**Element box annotations:**
**********

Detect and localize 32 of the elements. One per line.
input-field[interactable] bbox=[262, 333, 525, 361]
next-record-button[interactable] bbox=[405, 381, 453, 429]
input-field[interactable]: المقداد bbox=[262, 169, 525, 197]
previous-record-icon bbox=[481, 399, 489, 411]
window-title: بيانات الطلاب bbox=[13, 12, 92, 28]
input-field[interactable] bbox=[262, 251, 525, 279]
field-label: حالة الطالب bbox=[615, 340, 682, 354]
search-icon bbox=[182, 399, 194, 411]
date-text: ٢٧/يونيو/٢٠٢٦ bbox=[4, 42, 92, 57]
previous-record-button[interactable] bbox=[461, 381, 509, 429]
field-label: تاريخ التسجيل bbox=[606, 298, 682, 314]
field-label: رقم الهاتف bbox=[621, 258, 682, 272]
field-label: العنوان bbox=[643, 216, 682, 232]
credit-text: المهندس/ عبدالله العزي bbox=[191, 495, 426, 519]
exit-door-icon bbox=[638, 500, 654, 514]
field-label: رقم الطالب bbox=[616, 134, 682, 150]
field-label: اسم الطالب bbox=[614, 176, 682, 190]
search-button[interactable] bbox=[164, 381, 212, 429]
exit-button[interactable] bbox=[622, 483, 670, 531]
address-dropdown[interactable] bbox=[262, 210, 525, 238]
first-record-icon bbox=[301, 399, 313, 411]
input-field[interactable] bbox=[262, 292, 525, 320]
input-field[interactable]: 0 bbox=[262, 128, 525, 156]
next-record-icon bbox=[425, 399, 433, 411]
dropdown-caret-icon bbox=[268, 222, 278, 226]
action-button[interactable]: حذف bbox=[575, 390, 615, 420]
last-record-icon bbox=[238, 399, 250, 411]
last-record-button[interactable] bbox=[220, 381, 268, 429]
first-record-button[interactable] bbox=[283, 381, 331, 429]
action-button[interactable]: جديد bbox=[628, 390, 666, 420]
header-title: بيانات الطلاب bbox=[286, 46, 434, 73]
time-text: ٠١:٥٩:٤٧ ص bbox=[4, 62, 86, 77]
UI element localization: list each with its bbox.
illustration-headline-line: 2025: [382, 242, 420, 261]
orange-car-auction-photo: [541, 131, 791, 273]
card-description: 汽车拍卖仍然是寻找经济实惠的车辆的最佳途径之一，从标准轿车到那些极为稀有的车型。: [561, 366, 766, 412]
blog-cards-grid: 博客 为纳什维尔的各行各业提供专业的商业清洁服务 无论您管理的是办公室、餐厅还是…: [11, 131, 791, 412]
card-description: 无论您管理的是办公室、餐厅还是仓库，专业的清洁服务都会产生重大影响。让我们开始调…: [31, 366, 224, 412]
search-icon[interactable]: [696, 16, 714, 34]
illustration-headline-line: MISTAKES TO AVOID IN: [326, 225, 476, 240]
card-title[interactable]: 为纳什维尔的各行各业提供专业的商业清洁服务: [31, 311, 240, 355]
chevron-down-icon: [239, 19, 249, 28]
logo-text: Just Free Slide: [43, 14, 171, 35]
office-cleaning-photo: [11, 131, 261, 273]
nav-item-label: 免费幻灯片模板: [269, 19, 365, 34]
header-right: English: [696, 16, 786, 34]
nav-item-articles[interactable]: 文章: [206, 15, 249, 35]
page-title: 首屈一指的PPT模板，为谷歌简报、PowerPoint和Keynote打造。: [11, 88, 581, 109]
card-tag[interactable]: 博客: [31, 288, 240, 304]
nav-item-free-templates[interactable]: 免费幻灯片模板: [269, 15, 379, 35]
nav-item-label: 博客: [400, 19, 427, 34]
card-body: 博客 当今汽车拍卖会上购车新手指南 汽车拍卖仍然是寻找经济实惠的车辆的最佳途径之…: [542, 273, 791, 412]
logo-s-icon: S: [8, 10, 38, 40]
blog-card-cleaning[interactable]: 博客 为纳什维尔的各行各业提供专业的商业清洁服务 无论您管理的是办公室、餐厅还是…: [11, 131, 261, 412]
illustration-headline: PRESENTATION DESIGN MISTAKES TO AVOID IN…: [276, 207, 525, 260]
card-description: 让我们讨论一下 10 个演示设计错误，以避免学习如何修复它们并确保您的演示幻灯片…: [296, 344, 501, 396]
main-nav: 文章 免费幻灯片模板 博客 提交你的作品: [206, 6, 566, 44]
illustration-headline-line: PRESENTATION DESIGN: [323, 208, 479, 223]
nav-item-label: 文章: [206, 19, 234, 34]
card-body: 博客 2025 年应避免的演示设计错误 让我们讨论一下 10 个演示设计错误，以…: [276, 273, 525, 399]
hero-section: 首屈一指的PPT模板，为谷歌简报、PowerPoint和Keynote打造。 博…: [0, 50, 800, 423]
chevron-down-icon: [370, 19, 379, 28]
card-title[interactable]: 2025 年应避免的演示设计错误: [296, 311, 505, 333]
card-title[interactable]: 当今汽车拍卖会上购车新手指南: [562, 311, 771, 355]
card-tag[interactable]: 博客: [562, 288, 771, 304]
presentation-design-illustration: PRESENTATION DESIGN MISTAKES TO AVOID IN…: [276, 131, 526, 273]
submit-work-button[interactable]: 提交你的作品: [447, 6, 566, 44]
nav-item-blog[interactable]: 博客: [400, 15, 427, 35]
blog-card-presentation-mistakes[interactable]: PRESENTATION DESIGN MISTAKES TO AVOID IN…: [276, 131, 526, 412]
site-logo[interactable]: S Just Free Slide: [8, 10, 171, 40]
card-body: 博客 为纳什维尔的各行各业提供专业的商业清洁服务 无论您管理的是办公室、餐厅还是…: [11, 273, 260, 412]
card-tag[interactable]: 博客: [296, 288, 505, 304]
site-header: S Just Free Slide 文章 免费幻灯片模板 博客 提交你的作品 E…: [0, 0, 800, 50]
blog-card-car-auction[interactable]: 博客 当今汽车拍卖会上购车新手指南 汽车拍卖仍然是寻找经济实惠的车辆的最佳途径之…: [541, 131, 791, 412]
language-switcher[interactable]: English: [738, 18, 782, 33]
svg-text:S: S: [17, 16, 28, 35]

**********

**Task:**
Extract the part of the material that opens with its first line and closes with the line containing "action-button[interactable]: جديد bbox=[628, 390, 666, 420]", and repeat those lines exactly.

**Response to this task:**
Detect and localize 32 of the elements. One per line.
input-field[interactable] bbox=[262, 333, 525, 361]
next-record-button[interactable] bbox=[405, 381, 453, 429]
input-field[interactable]: المقداد bbox=[262, 169, 525, 197]
previous-record-icon bbox=[481, 399, 489, 411]
window-title: بيانات الطلاب bbox=[13, 12, 92, 28]
input-field[interactable] bbox=[262, 251, 525, 279]
field-label: حالة الطالب bbox=[615, 340, 682, 354]
search-icon bbox=[182, 399, 194, 411]
date-text: ٢٧/يونيو/٢٠٢٦ bbox=[4, 42, 92, 57]
previous-record-button[interactable] bbox=[461, 381, 509, 429]
field-label: تاريخ التسجيل bbox=[606, 298, 682, 314]
field-label: رقم الهاتف bbox=[621, 258, 682, 272]
field-label: العنوان bbox=[643, 216, 682, 232]
credit-text: المهندس/ عبدالله العزي bbox=[191, 495, 426, 519]
exit-door-icon bbox=[638, 500, 654, 514]
field-label: رقم الطالب bbox=[616, 134, 682, 150]
field-label: اسم الطالب bbox=[614, 176, 682, 190]
search-button[interactable] bbox=[164, 381, 212, 429]
exit-button[interactable] bbox=[622, 483, 670, 531]
address-dropdown[interactable] bbox=[262, 210, 525, 238]
first-record-icon bbox=[301, 399, 313, 411]
input-field[interactable] bbox=[262, 292, 525, 320]
input-field[interactable]: 0 bbox=[262, 128, 525, 156]
next-record-icon bbox=[425, 399, 433, 411]
dropdown-caret-icon bbox=[268, 222, 278, 226]
action-button[interactable]: حذف bbox=[575, 390, 615, 420]
last-record-icon bbox=[238, 399, 250, 411]
last-record-button[interactable] bbox=[220, 381, 268, 429]
first-record-button[interactable] bbox=[283, 381, 331, 429]
action-button[interactable]: جديد bbox=[628, 390, 666, 420]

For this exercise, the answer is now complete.